>> START Data shown

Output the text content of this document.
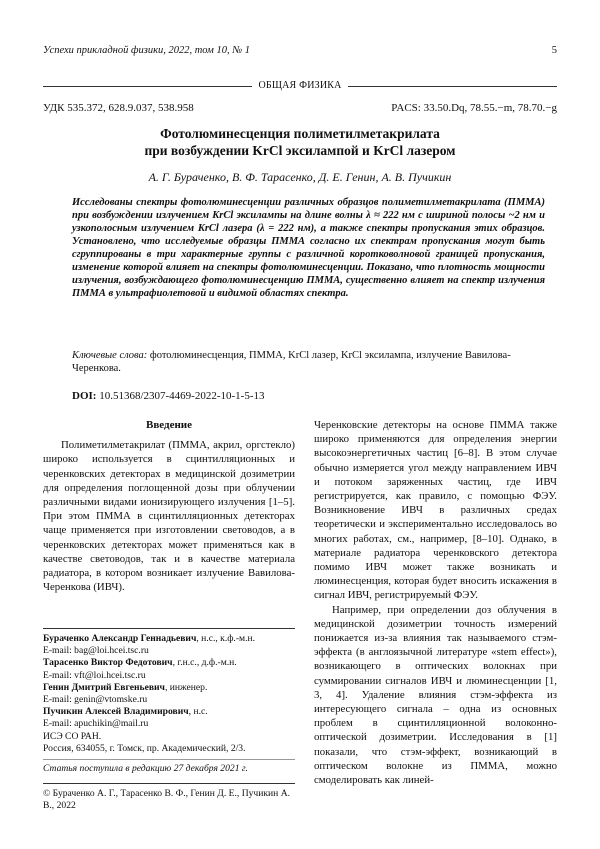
Успехи прикладной физики, 2022, том 10, № 1	5
ОБЩАЯ ФИЗИКА
УДК 535.372, 628.9.037, 538.958	PACS: 33.50.Dq, 78.55.−m, 78.70.−g
Фотолюминесценция полиметилметакрилата
при возбуждении KrCl эксилампой и KrCl лазером
А. Г. Бураченко, В. Ф. Тарасенко, Д. Е. Генин, А. В. Пучикин
Исследованы спектры фотолюминесценции различных образцов полиметилметакрилата (ПММА) при возбуждении излучением KrCl эксилампы на длине волны λ ≈ 222 нм с шириной полосы ~2 нм и узкополосным излучением KrCl лазера (λ = 222 нм), а также спектры пропускания этих образцов. Установлено, что исследуемые образцы ПММА согласно их спектрам пропускания могут быть сгруппированы в три характерные группы с различной коротковолновой границей пропускания, изменение которой влияет на спектры фотолюминесценции. Показано, что плотность мощности излучения, возбуждающего фотолюминесценцию ПММА, существенно влияет на спектр излучения ПММА в ультрафиолетовой и видимой областях спектра.
Ключевые слова: фотолюминесценция, ПММА, KrCl лазер, KrCl эксилампа, излучение Вавилова-Черенкова.
DOI: 10.51368/2307-4469-2022-10-1-5-13
Введение

Полиметилметакрилат (ПММА, акрил, оргстекло) широко используется в сцинтилляционных и черенковских детекторах в медицинской дозиметрии для определения поглощенной дозы при облучении различными видами ионизирующего излучения [1–5]. При этом ПММА в сцинтилляционных детекторах чаще применяется при изготовлении световодов, а в черенковских детекторах может применяться как в качестве световодов, так и в качестве материала радиатора, в котором возникает излучение Вавилова-Черенкова (ИВЧ).

Черенковские детекторы на основе ПММА также широко применяются для определения энергии высокоэнергетичных частиц [6–8]. В этом случае обычно измеряется угол между направлением ИВЧ и потоком заряженных частиц, где ИВЧ регистрируется, как правило, с помощью ФЭУ. Возникновение ИВЧ в различных средах теоретически и экспериментально исследовалось во многих работах, см., например, [8–10]. Однако, в материале радиатора черенковского детектора помимо ИВЧ может также возникать и люминесценция, которая будет вносить искажения в сигнал ИВЧ, регистрируемый ФЭУ.

Например, при определении доз облучения в медицинской дозиметрии точность измерений понижается из-за влияния так называемого стэм-эффекта (в англоязычной литературе «stem effect»), возникающего в оптических волокнах при суммировании сигналов ИВЧ и люминесценции [1, 3, 4]. Удаление влияния стэм-эффекта из интересующего сигнала – одна из основных проблем в сцинтилляционной волоконно-оптической дозиметрии. Исследования в [1] показали, что стэм-эффект, возникающий в оптическом волокне из ПММА, можно смоделировать как линей-

Бураченко Александр Геннадьевич, н.с., к.ф.-м.н.
E-mail: bag@loi.hcei.tsc.ru
Тарасенко Виктор Федотович, г.н.с., д.ф.-м.н.
E-mail: vft@loi.hcei.tsc.ru
Генин Дмитрий Евгеньевич, инженер.
E-mail: genin@vtomske.ru
Пучикин Алексей Владимирович, н.с.
E-mail: apuchikin@mail.ru
ИСЭ СО РАН.
Россия, 634055, г. Томск, пр. Академический, 2/3.
Статья поступила в редакцию 27 декабря 2021 г.
© Бураченко А. Г., Тарасенко В. Ф., Генин Д. Е., Пучикин А. В., 2022
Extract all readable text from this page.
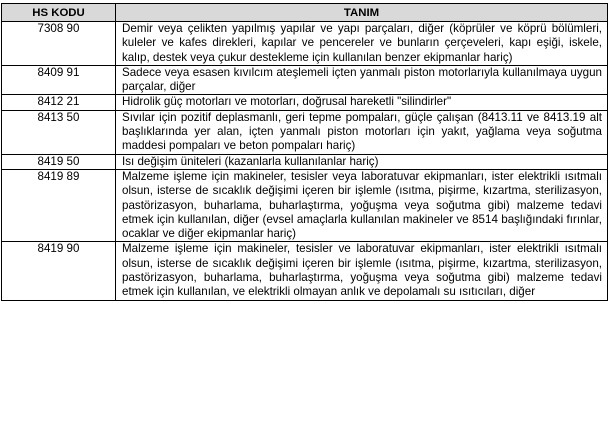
HS KODU	TANIM
7308 90	Demir veya çelikten yapılmış yapılar ve yapı parçaları, diğer (köprüler ve köprü bölümleri, kuleler ve kafes direkleri, kapılar ve pencereler ve bunların çerçeveleri, kapı eşiği, iskele, kalıp, destek veya çukur destekleme için kullanılan benzer ekipmanlar hariç)
8409 91	Sadece veya esasen kıvılcım ateşlemeli içten yanmalı piston motorlarıyla kullanılmaya uygun parçalar, diğer
8412 21	Hidrolik güç motorları ve motorları, doğrusal hareketli "silindirler"
8413 50	Sıvılar için pozitif deplasmanlı, geri tepme pompaları, güçle çalışan (8413.11 ve 8413.19 alt başlıklarında yer alan, içten yanmalı piston motorları için yakıt, yağlama veya soğutma maddesi pompaları ve beton pompaları hariç)
8419 50	Isı değişim üniteleri (kazanlarla kullanılanlar hariç)
8419 89	Malzeme işleme için makineler, tesisler veya laboratuvar ekipmanları, ister elektrikli ısıtmalı olsun, isterse de sıcaklık değişimi içeren bir işlemle (ısıtma, pişirme, kızartma, sterilizasyon, pastörizasyon, buharlama, buharlaştırma, yoğuşma veya soğutma gibi) malzeme tedavi etmek için kullanılan, diğer (evsel amaçlarla kullanılan makineler ve 8514 başlığındaki fırınlar, ocaklar ve diğer ekipmanlar hariç)
8419 90	Malzeme işleme için makineler, tesisler ve laboratuvar ekipmanları, ister elektrikli ısıtmalı olsun, isterse de sıcaklık değişimi içeren bir işlemle (ısıtma, pişirme, kızartma, sterilizasyon, pastörizasyon, buharlama, buharlaştırma, yoğuşma veya soğutma gibi) malzeme tedavi etmek için kullanılan, ve elektrikli olmayan anlık ve depolamalı su ısıtıcıları, diğer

>> END Data shown

Count the lines in the material above where the string "Генин" appears, then state only that count.

__Answer to this problem__. 3